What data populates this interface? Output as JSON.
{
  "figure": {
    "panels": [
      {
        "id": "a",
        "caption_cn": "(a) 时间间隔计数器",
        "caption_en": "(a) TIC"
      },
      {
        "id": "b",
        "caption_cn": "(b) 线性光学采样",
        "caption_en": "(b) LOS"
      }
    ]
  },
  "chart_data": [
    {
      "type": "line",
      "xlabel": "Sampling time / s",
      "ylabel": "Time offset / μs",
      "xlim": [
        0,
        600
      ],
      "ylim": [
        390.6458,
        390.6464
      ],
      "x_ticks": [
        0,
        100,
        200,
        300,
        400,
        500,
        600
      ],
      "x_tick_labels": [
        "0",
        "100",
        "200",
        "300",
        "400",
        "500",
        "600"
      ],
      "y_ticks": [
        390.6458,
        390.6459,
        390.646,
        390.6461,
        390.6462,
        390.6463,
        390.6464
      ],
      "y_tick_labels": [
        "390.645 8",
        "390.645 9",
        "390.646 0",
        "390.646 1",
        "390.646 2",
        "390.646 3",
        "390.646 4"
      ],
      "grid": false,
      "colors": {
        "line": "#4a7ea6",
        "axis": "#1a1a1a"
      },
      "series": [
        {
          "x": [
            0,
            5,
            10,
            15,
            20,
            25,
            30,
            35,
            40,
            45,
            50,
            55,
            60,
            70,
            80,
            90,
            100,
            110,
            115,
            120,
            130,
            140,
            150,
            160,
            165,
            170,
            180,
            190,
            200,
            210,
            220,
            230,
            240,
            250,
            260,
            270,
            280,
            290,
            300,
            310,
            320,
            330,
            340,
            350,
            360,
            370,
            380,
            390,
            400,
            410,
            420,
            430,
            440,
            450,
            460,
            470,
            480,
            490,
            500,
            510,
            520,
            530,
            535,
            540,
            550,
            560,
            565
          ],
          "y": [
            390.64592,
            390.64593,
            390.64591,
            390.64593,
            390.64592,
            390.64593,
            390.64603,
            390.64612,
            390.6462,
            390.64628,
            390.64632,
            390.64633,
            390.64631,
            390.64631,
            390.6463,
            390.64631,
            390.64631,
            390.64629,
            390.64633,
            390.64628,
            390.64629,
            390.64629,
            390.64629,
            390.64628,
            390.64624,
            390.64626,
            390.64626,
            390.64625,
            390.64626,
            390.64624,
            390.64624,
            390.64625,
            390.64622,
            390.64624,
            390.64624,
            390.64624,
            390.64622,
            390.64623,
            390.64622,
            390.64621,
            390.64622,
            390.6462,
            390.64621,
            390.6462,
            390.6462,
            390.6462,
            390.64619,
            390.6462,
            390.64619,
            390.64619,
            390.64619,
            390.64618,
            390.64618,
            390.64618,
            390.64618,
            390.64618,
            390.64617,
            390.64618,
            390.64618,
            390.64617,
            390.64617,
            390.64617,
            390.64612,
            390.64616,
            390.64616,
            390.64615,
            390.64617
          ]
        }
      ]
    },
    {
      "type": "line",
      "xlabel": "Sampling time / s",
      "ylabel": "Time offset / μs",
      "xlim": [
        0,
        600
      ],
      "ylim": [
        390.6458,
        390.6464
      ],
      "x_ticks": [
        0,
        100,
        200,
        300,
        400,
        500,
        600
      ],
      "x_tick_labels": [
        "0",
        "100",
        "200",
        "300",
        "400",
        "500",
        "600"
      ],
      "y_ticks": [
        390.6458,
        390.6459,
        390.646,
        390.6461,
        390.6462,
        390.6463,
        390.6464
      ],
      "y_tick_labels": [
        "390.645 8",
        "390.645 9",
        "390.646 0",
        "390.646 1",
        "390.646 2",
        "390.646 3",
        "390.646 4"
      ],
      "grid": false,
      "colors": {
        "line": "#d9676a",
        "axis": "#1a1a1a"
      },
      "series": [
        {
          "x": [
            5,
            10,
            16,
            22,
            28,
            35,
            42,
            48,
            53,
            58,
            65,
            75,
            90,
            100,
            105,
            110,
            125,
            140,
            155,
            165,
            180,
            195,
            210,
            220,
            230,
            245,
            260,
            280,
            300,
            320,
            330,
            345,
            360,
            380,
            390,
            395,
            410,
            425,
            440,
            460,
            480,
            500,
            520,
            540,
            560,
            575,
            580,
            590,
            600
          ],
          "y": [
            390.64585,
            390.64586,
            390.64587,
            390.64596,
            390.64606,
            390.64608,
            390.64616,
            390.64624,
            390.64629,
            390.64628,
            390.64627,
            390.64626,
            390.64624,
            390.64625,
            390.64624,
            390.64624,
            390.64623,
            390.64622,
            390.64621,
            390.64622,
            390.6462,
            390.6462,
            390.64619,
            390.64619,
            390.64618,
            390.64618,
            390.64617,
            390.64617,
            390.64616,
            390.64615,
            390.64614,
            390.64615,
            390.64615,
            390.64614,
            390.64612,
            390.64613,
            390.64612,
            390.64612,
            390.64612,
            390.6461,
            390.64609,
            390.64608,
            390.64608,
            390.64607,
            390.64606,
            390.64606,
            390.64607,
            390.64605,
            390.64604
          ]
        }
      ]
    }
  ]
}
------------------------------------------------------------------------
Given request: Each record above should be returned exactly as it appears.

Solved problem:
What data populates this interface? Output as JSON.
{
  "figure": {
    "panels": [
      {
        "id": "a",
        "caption_cn": "(a) 时间间隔计数器",
        "caption_en": "(a) TIC"
      },
      {
        "id": "b",
        "caption_cn": "(b) 线性光学采样",
        "caption_en": "(b) LOS"
      }
    ]
  },
  "chart_data": [
    {
      "type": "line",
      "xlabel": "Sampling time / s",
      "ylabel": "Time offset / μs",
      "xlim": [
        0,
        600
      ],
      "ylim": [
        390.6458,
        390.6464
      ],
      "x_ticks": [
        0,
        100,
        200,
        300,
        400,
        500,
        600
      ],
      "x_tick_labels": [
        "0",
        "100",
        "200",
        "300",
        "400",
        "500",
        "600"
      ],
      "y_ticks": [
        390.6458,
        390.6459,
        390.646,
        390.6461,
        390.6462,
        390.6463,
        390.6464
      ],
      "y_tick_labels": [
        "390.645 8",
        "390.645 9",
        "390.646 0",
        "390.646 1",
        "390.646 2",
        "390.646 3",
        "390.646 4"
      ],
      "grid": false,
      "colors": {
        "line": "#4a7ea6",
        "axis": "#1a1a1a"
      },
      "series": [
        {
          "x": [
            0,
            5,
            10,
            15,
            20,
            25,
            30,
            35,
            40,
            45,
            50,
            55,
            60,
            70,
            80,
            90,
            100,
            110,
            115,
            120,
            130,
            140,
            150,
            160,
            165,
            170,
            180,
            190,
            200,
            210,
            220,
            230,
            240,
            250,
            260,
            270,
            280,
            290,
            300,
            310,
            320,
            330,
            340,
            350,
            360,
            370,
            380,
            390,
            400,
            410,
            420,
            430,
            440,
            450,
            460,
            470,
            480,
            490,
            500,
            510,
            520,
            530,
            535,
            540,
            550,
            560,
            565
          ],
          "y": [
            390.64592,
            390.64593,
            390.64591,
            390.64593,
            390.64592,
            390.64593,
            390.64603,
            390.64612,
            390.6462,
            390.64628,
            390.64632,
            390.64633,
            390.64631,
            390.64631,
            390.6463,
            390.64631,
            390.64631,
            390.64629,
            390.64633,
            390.64628,
            390.64629,
            390.64629,
            390.64629,
            390.64628,
            390.64624,
            390.64626,
            390.64626,
            390.64625,
            390.64626,
            390.64624,
            390.64624,
            390.64625,
            390.64622,
            390.64624,
            390.64624,
            390.64624,
            390.64622,
            390.64623,
            390.64622,
            390.64621,
            390.64622,
            390.6462,
            390.64621,
            390.6462,
            390.6462,
            390.6462,
            390.64619,
            390.6462,
            390.64619,
            390.64619,
            390.64619,
            390.64618,
            390.64618,
            390.64618,
            390.64618,
            390.64618,
            390.64617,
            390.64618,
            390.64618,
            390.64617,
            390.64617,
            390.64617,
            390.64612,
            390.64616,
            390.64616,
            390.64615,
            390.64617
          ]
        }
      ]
    },
    {
      "type": "line",
      "xlabel": "Sampling time / s",
      "ylabel": "Time offset / μs",
      "xlim": [
        0,
        600
      ],
      "ylim": [
        390.6458,
        390.6464
      ],
      "x_ticks": [
        0,
        100,
        200,
        300,
        400,
        500,
        600
      ],
      "x_tick_labels": [
        "0",
        "100",
        "200",
        "300",
        "400",
        "500",
        "600"
      ],
      "y_ticks": [
        390.6458,
        390.6459,
        390.646,
        390.6461,
        390.6462,
        390.6463,
        390.6464
      ],
      "y_tick_labels": [
        "390.645 8",
        "390.645 9",
        "390.646 0",
        "390.646 1",
        "390.646 2",
        "390.646 3",
        "390.646 4"
      ],
      "grid": false,
      "colors": {
        "line": "#d9676a",
        "axis": "#1a1a1a"
      },
      "series": [
        {
          "x": [
            5,
            10,
            16,
            22,
            28,
            35,
            42,
            48,
            53,
            58,
            65,
            75,
            90,
            100,
            105,
            110,
            125,
            140,
            155,
            165,
            180,
            195,
            210,
            220,
            230,
            245,
            260,
            280,
            300,
            320,
            330,
            345,
            360,
            380,
            390,
            395,
            410,
            425,
            440,
            460,
            480,
            500,
            520,
            540,
            560,
            575,
            580,
            590,
            600
          ],
          "y": [
            390.64585,
            390.64586,
            390.64587,
            390.64596,
            390.64606,
            390.64608,
            390.64616,
            390.64624,
            390.64629,
            390.64628,
            390.64627,
            390.64626,
            390.64624,
            390.64625,
            390.64624,
            390.64624,
            390.64623,
            390.64622,
            390.64621,
            390.64622,
            390.6462,
            390.6462,
            390.64619,
            390.64619,
            390.64618,
            390.64618,
            390.64617,
            390.64617,
            390.64616,
            390.64615,
            390.64614,
            390.64615,
            390.64615,
            390.64614,
            390.64612,
            390.64613,
            390.64612,
            390.64612,
            390.64612,
            390.6461,
            390.64609,
            390.64608,
            390.64608,
            390.64607,
            390.64606,
            390.64606,
            390.64607,
            390.64605,
            390.64604
          ]
        }
      ]
    }
  ]
}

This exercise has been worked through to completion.